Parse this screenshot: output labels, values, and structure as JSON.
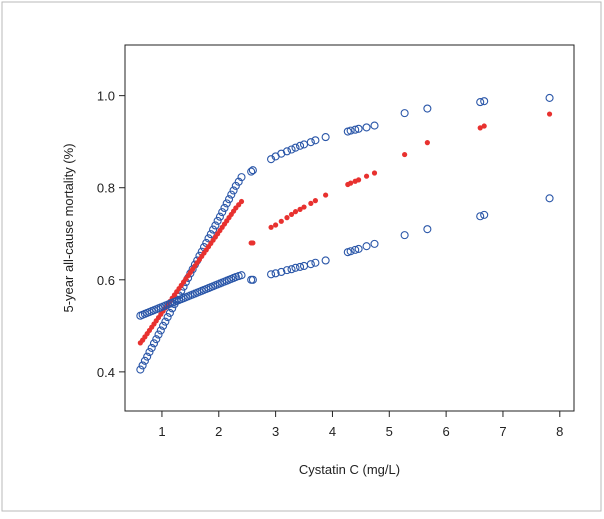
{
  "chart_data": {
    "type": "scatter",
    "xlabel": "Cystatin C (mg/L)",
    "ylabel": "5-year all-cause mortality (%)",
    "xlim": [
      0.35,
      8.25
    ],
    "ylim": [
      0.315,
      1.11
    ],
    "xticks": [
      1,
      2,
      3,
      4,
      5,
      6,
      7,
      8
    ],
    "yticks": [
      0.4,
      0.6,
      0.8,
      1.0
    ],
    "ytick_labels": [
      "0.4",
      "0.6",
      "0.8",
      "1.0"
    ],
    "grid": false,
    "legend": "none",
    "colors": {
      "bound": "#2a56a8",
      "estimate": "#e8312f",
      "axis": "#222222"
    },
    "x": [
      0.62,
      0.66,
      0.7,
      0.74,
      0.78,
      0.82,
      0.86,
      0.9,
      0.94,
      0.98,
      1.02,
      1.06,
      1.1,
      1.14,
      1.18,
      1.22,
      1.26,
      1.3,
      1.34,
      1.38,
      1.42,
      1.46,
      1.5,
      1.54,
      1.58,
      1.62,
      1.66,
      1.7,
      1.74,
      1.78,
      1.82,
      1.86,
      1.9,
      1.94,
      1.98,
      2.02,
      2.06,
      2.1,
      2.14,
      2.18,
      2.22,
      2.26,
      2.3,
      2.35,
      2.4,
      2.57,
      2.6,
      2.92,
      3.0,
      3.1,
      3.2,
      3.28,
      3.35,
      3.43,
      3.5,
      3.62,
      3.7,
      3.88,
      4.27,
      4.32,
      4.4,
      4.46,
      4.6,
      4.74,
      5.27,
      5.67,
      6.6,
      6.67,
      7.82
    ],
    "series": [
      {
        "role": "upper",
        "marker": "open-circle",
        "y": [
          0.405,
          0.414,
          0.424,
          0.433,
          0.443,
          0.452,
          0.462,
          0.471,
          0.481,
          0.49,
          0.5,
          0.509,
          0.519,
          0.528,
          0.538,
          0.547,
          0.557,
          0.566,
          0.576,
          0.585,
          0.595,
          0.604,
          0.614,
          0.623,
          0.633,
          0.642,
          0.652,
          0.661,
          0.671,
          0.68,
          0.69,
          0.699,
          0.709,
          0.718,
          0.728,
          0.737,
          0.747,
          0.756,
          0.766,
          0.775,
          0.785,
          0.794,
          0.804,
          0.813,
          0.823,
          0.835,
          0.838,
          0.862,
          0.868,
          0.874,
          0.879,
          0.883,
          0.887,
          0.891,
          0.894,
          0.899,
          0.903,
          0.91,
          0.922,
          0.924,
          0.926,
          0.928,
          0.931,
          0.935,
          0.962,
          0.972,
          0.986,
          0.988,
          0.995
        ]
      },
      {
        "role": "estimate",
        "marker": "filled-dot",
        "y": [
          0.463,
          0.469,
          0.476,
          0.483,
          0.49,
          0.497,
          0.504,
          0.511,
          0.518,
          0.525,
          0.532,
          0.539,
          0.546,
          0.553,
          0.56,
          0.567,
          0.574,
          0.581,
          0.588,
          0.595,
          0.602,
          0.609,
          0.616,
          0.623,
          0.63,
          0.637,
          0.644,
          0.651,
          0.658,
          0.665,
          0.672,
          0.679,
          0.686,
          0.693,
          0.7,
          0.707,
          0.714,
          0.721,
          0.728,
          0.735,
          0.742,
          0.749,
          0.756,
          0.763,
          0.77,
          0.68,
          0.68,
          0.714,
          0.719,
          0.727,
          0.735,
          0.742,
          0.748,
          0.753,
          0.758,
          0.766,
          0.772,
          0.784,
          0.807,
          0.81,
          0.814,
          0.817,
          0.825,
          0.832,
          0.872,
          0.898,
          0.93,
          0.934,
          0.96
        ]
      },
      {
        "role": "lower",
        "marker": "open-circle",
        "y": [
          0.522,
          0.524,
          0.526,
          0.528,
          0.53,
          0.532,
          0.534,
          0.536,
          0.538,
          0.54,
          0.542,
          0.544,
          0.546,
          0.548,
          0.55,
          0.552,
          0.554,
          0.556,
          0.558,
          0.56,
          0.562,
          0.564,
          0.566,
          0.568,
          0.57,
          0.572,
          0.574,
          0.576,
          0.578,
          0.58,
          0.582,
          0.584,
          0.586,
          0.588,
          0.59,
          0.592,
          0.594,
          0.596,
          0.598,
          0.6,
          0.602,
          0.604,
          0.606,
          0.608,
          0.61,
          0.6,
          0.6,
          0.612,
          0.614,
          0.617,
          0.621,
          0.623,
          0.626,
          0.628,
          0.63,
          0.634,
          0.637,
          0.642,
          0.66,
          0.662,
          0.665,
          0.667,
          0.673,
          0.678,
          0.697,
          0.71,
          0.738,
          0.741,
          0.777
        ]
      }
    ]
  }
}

────

Retype the data above exactly; pictures are not part of the copy.

Full output ::
Parse this screenshot: output labels, values, and structure as JSON.
{
  "chart_data": {
    "type": "scatter",
    "xlabel": "Cystatin C (mg/L)",
    "ylabel": "5-year all-cause mortality (%)",
    "xlim": [
      0.35,
      8.25
    ],
    "ylim": [
      0.315,
      1.11
    ],
    "xticks": [
      1,
      2,
      3,
      4,
      5,
      6,
      7,
      8
    ],
    "yticks": [
      0.4,
      0.6,
      0.8,
      1.0
    ],
    "ytick_labels": [
      "0.4",
      "0.6",
      "0.8",
      "1.0"
    ],
    "grid": false,
    "legend": "none",
    "colors": {
      "bound": "#2a56a8",
      "estimate": "#e8312f",
      "axis": "#222222"
    },
    "x": [
      0.62,
      0.66,
      0.7,
      0.74,
      0.78,
      0.82,
      0.86,
      0.9,
      0.94,
      0.98,
      1.02,
      1.06,
      1.1,
      1.14,
      1.18,
      1.22,
      1.26,
      1.3,
      1.34,
      1.38,
      1.42,
      1.46,
      1.5,
      1.54,
      1.58,
      1.62,
      1.66,
      1.7,
      1.74,
      1.78,
      1.82,
      1.86,
      1.9,
      1.94,
      1.98,
      2.02,
      2.06,
      2.1,
      2.14,
      2.18,
      2.22,
      2.26,
      2.3,
      2.35,
      2.4,
      2.57,
      2.6,
      2.92,
      3.0,
      3.1,
      3.2,
      3.28,
      3.35,
      3.43,
      3.5,
      3.62,
      3.7,
      3.88,
      4.27,
      4.32,
      4.4,
      4.46,
      4.6,
      4.74,
      5.27,
      5.67,
      6.6,
      6.67,
      7.82
    ],
    "series": [
      {
        "role": "upper",
        "marker": "open-circle",
        "y": [
          0.405,
          0.414,
          0.424,
          0.433,
          0.443,
          0.452,
          0.462,
          0.471,
          0.481,
          0.49,
          0.5,
          0.509,
          0.519,
          0.528,
          0.538,
          0.547,
          0.557,
          0.566,
          0.576,
          0.585,
          0.595,
          0.604,
          0.614,
          0.623,
          0.633,
          0.642,
          0.652,
          0.661,
          0.671,
          0.68,
          0.69,
          0.699,
          0.709,
          0.718,
          0.728,
          0.737,
          0.747,
          0.756,
          0.766,
          0.775,
          0.785,
          0.794,
          0.804,
          0.813,
          0.823,
          0.835,
          0.838,
          0.862,
          0.868,
          0.874,
          0.879,
          0.883,
          0.887,
          0.891,
          0.894,
          0.899,
          0.903,
          0.91,
          0.922,
          0.924,
          0.926,
          0.928,
          0.931,
          0.935,
          0.962,
          0.972,
          0.986,
          0.988,
          0.995
        ]
      },
      {
        "role": "estimate",
        "marker": "filled-dot",
        "y": [
          0.463,
          0.469,
          0.476,
          0.483,
          0.49,
          0.497,
          0.504,
          0.511,
          0.518,
          0.525,
          0.532,
          0.539,
          0.546,
          0.553,
          0.56,
          0.567,
          0.574,
          0.581,
          0.588,
          0.595,
          0.602,
          0.609,
          0.616,
          0.623,
          0.63,
          0.637,
          0.644,
          0.651,
          0.658,
          0.665,
          0.672,
          0.679,
          0.686,
          0.693,
          0.7,
          0.707,
          0.714,
          0.721,
          0.728,
          0.735,
          0.742,
          0.749,
          0.756,
          0.763,
          0.77,
          0.68,
          0.68,
          0.714,
          0.719,
          0.727,
          0.735,
          0.742,
          0.748,
          0.753,
          0.758,
          0.766,
          0.772,
          0.784,
          0.807,
          0.81,
          0.814,
          0.817,
          0.825,
          0.832,
          0.872,
          0.898,
          0.93,
          0.934,
          0.96
        ]
      },
      {
        "role": "lower",
        "marker": "open-circle",
        "y": [
          0.522,
          0.524,
          0.526,
          0.528,
          0.53,
          0.532,
          0.534,
          0.536,
          0.538,
          0.54,
          0.542,
          0.544,
          0.546,
          0.548,
          0.55,
          0.552,
          0.554,
          0.556,
          0.558,
          0.56,
          0.562,
          0.564,
          0.566,
          0.568,
          0.57,
          0.572,
          0.574,
          0.576,
          0.578,
          0.58,
          0.582,
          0.584,
          0.586,
          0.588,
          0.59,
          0.592,
          0.594,
          0.596,
          0.598,
          0.6,
          0.602,
          0.604,
          0.606,
          0.608,
          0.61,
          0.6,
          0.6,
          0.612,
          0.614,
          0.617,
          0.621,
          0.623,
          0.626,
          0.628,
          0.63,
          0.634,
          0.637,
          0.642,
          0.66,
          0.662,
          0.665,
          0.667,
          0.673,
          0.678,
          0.697,
          0.71,
          0.738,
          0.741,
          0.777
        ]
      }
    ]
  }
}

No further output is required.